### GIVEN REQUEST
Copy each record exactly as it reads, leaving out any pictures it holds.

### DATA PROVIDED
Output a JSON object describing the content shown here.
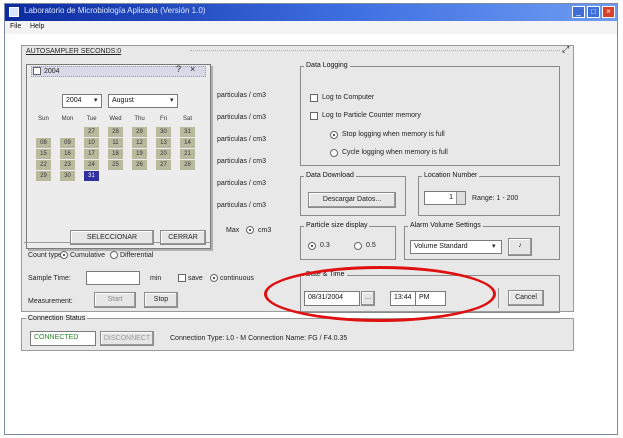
{
  "window": {
    "title": "Laboratorio de Microbiología Aplicada (Versión 1.0)",
    "controls": [
      "_",
      "□",
      "×"
    ]
  },
  "menu": [
    "File",
    "Help"
  ],
  "panel": {
    "header": "AUTOSAMPLER   SECONDS:0"
  },
  "calendar": {
    "label": "2004",
    "year": "2004",
    "month": "August",
    "weekdays": [
      "Sun",
      "Mon",
      "Tue",
      "Wed",
      "Thu",
      "Fri",
      "Sat"
    ],
    "days": [
      [
        "",
        "",
        "27",
        "28",
        "29",
        "30",
        "31"
      ],
      [
        "08",
        "09",
        "10",
        "11",
        "12",
        "13",
        "14"
      ],
      [
        "15",
        "16",
        "17",
        "18",
        "19",
        "20",
        "21"
      ],
      [
        "22",
        "23",
        "24",
        "25",
        "26",
        "27",
        "28"
      ],
      [
        "29",
        "30",
        "31",
        "",
        "",
        "",
        ""
      ]
    ],
    "selected_day": "31",
    "ok_label": "SELECCIONAR",
    "close_label": "CERRAR"
  },
  "ports": [
    "particulas / cm3",
    "particulas / cm3",
    "particulas / cm3",
    "particulas / cm3",
    "particulas / cm3",
    "particulas / cm3"
  ],
  "max_label": "Max",
  "max_unit": "cm3",
  "count_type": {
    "label": "Count type:",
    "opt1": "Cumulative",
    "opt2": "Differential"
  },
  "sample_time": {
    "label": "Sample Time:",
    "unit": "min",
    "check_label": "save",
    "radio_label": "continuous"
  },
  "measurement": {
    "label": "Measurement:",
    "start": "Start",
    "stop": "Stop"
  },
  "data_logging": {
    "title": "Data Logging",
    "opt1": "Log to Computer",
    "opt2": "Log to Particle Counter memory",
    "sub1": "Stop logging when memory is full",
    "sub2": "Cycle logging when memory is full"
  },
  "data_download": {
    "title": "Data Download",
    "button": "Descargar Datos..."
  },
  "location_number": {
    "title": "Location Number",
    "value": "1",
    "range": "Range: 1 - 200"
  },
  "particle_size": {
    "title": "Particle size display",
    "opt1": "0.3",
    "opt2": "0.5"
  },
  "alarm_volume": {
    "title": "Alarm Volume Settings",
    "select": "Volume Standard"
  },
  "date_time": {
    "title": "Date & Time",
    "date": "08/31/2004",
    "time": "13:44",
    "ampm": "PM",
    "cancel": "Cancel"
  },
  "connection": {
    "title": "Connection Status",
    "status": "CONNECTED",
    "disconnect": "DISCONNECT",
    "info": "Connection Type:  L0 - M     Connection Name: FG / F4.0.35"
  },
  "colors": {
    "title_start": "#0a2a9e",
    "title_end": "#6e9cf2",
    "status_green": "#2a8a2a",
    "highlight_red": "#e01010"
  }
}
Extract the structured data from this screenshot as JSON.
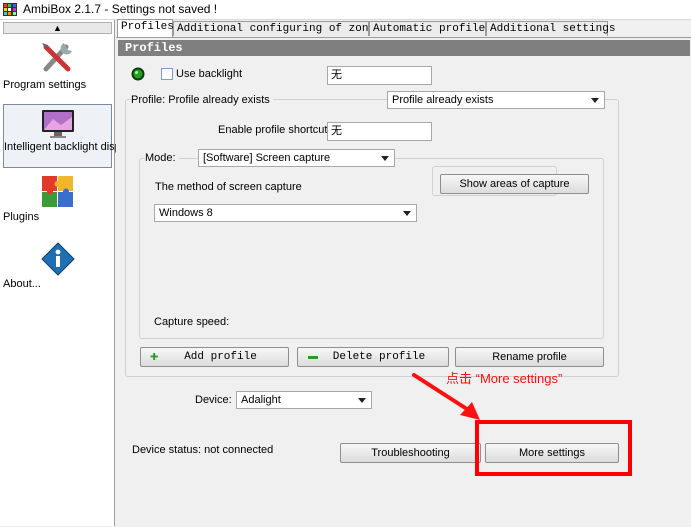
{
  "window": {
    "title": "AmbiBox 2.1.7 - Settings not saved !"
  },
  "sidebar": {
    "scroll_up": "▲",
    "items": [
      {
        "label": "Program settings",
        "icon": "tools-icon"
      },
      {
        "label": "Intelligent backlight display",
        "icon": "monitor-icon"
      },
      {
        "label": "Plugins",
        "icon": "puzzle-icon"
      },
      {
        "label": "About...",
        "icon": "info-icon"
      }
    ]
  },
  "tabs": [
    {
      "label": "Profiles",
      "active": true
    },
    {
      "label": "Additional configuring of zones"
    },
    {
      "label": "Automatic profiles"
    },
    {
      "label": "Additional settings"
    }
  ],
  "profiles": {
    "header": "Profiles",
    "use_backlight_label": "Use backlight",
    "use_backlight_value": "无",
    "profile_group_label": "Profile: Profile already exists",
    "profile_select": "Profile already exists",
    "enable_shortcut_label": "Enable profile shortcut:",
    "enable_shortcut_value": "无",
    "mode_label": "Mode:",
    "mode_select": "[Software] Screen capture",
    "capture_method_label": "The method of screen capture",
    "capture_method_select": "Windows 8",
    "show_areas_button": "Show areas of capture",
    "capture_speed_label": "Capture speed:",
    "add_profile": "Add profile",
    "delete_profile": "Delete profile",
    "rename_profile": "Rename profile",
    "device_label": "Device:",
    "device_select": "Adalight",
    "device_status": "Device status: not connected",
    "troubleshooting": "Troubleshooting",
    "more_settings": "More settings"
  },
  "annotation": {
    "text": "点击 “More settings”",
    "color": "#ff0000"
  }
}
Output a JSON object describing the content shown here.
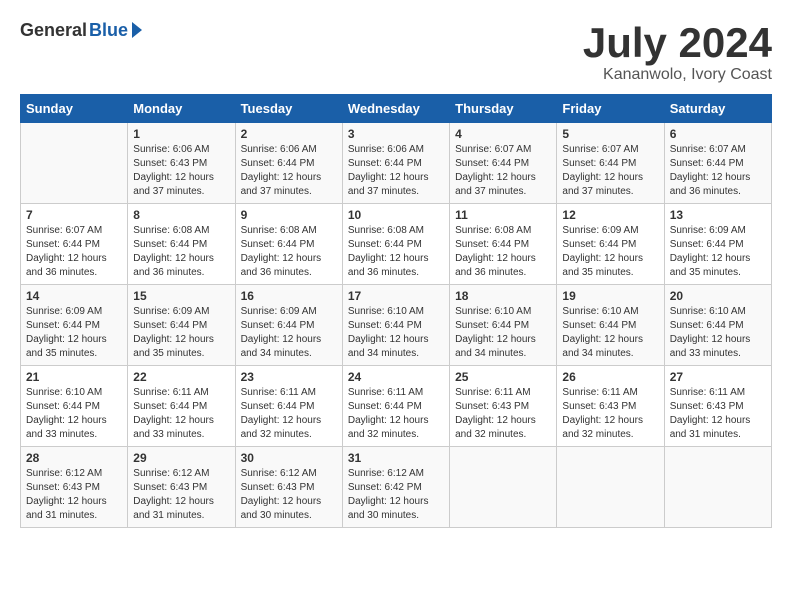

### WRITTEN SOLUTION
Output a JSON object describing the content shown here.
{
  "window": {
    "title": "Laboratorio de Microbiología Aplicada (Versión 1.0)",
    "controls": [
      "_",
      "□",
      "×"
    ]
  },
  "menu": [
    "File",
    "Help"
  ],
  "panel": {
    "header": "AUTOSAMPLER   SECONDS:0"
  },
  "calendar": {
    "label": "2004",
    "year": "2004",
    "month": "August",
    "weekdays": [
      "Sun",
      "Mon",
      "Tue",
      "Wed",
      "Thu",
      "Fri",
      "Sat"
    ],
    "days": [
      [
        "",
        "",
        "27",
        "28",
        "29",
        "30",
        "31"
      ],
      [
        "08",
        "09",
        "10",
        "11",
        "12",
        "13",
        "14"
      ],
      [
        "15",
        "16",
        "17",
        "18",
        "19",
        "20",
        "21"
      ],
      [
        "22",
        "23",
        "24",
        "25",
        "26",
        "27",
        "28"
      ],
      [
        "29",
        "30",
        "31",
        "",
        "",
        "",
        ""
      ]
    ],
    "selected_day": "31",
    "ok_label": "SELECCIONAR",
    "close_label": "CERRAR"
  },
  "ports": [
    "particulas / cm3",
    "particulas / cm3",
    "particulas / cm3",
    "particulas / cm3",
    "particulas / cm3",
    "particulas / cm3"
  ],
  "max_label": "Max",
  "max_unit": "cm3",
  "count_type": {
    "label": "Count type:",
    "opt1": "Cumulative",
    "opt2": "Differential"
  },
  "sample_time": {
    "label": "Sample Time:",
    "unit": "min",
    "check_label": "save",
    "radio_label": "continuous"
  },
  "measurement": {
    "label": "Measurement:",
    "start": "Start",
    "stop": "Stop"
  },
  "data_logging": {
    "title": "Data Logging",
    "opt1": "Log to Computer",
    "opt2": "Log to Particle Counter memory",
    "sub1": "Stop logging when memory is full",
    "sub2": "Cycle logging when memory is full"
  },
  "data_download": {
    "title": "Data Download",
    "button": "Descargar Datos..."
  },
  "location_number": {
    "title": "Location Number",
    "value": "1",
    "range": "Range: 1 - 200"
  },
  "particle_size": {
    "title": "Particle size display",
    "opt1": "0.3",
    "opt2": "0.5"
  },
  "alarm_volume": {
    "title": "Alarm Volume Settings",
    "select": "Volume Standard"
  },
  "date_time": {
    "title": "Date & Time",
    "date": "08/31/2004",
    "time": "13:44",
    "ampm": "PM",
    "cancel": "Cancel"
  },
  "connection": {
    "title": "Connection Status",
    "status": "CONNECTED",
    "disconnect": "DISCONNECT",
    "info": "Connection Type:  L0 - M     Connection Name: FG / F4.0.35"
  },
  "colors": {
    "title_start": "#0a2a9e",
    "title_end": "#6e9cf2",
    "status_green": "#2a8a2a",
    "highlight_red": "#e01010"
  }
}
Extract the structured data from this screenshot as JSON.
{
  "window": {
    "title": "AmbiBox 2.1.7 - Settings not saved !"
  },
  "sidebar": {
    "scroll_up": "▲",
    "items": [
      {
        "label": "Program settings",
        "icon": "tools-icon"
      },
      {
        "label": "Intelligent backlight display",
        "icon": "monitor-icon"
      },
      {
        "label": "Plugins",
        "icon": "puzzle-icon"
      },
      {
        "label": "About...",
        "icon": "info-icon"
      }
    ]
  },
  "tabs": [
    {
      "label": "Profiles",
      "active": true
    },
    {
      "label": "Additional configuring of zones"
    },
    {
      "label": "Automatic profiles"
    },
    {
      "label": "Additional settings"
    }
  ],
  "profiles": {
    "header": "Profiles",
    "use_backlight_label": "Use backlight",
    "use_backlight_value": "无",
    "profile_group_label": "Profile: Profile already exists",
    "profile_select": "Profile already exists",
    "enable_shortcut_label": "Enable profile shortcut:",
    "enable_shortcut_value": "无",
    "mode_label": "Mode:",
    "mode_select": "[Software] Screen capture",
    "capture_method_label": "The method of screen capture",
    "capture_method_select": "Windows 8",
    "show_areas_button": "Show areas of capture",
    "capture_speed_label": "Capture speed:",
    "add_profile": "Add profile",
    "delete_profile": "Delete profile",
    "rename_profile": "Rename profile",
    "device_label": "Device:",
    "device_select": "Adalight",
    "device_status": "Device status: not connected",
    "troubleshooting": "Troubleshooting",
    "more_settings": "More settings"
  },
  "annotation": {
    "text": "点击 “More settings”",
    "color": "#ff0000"
  }
}
Output a JSON object describing the content shown here.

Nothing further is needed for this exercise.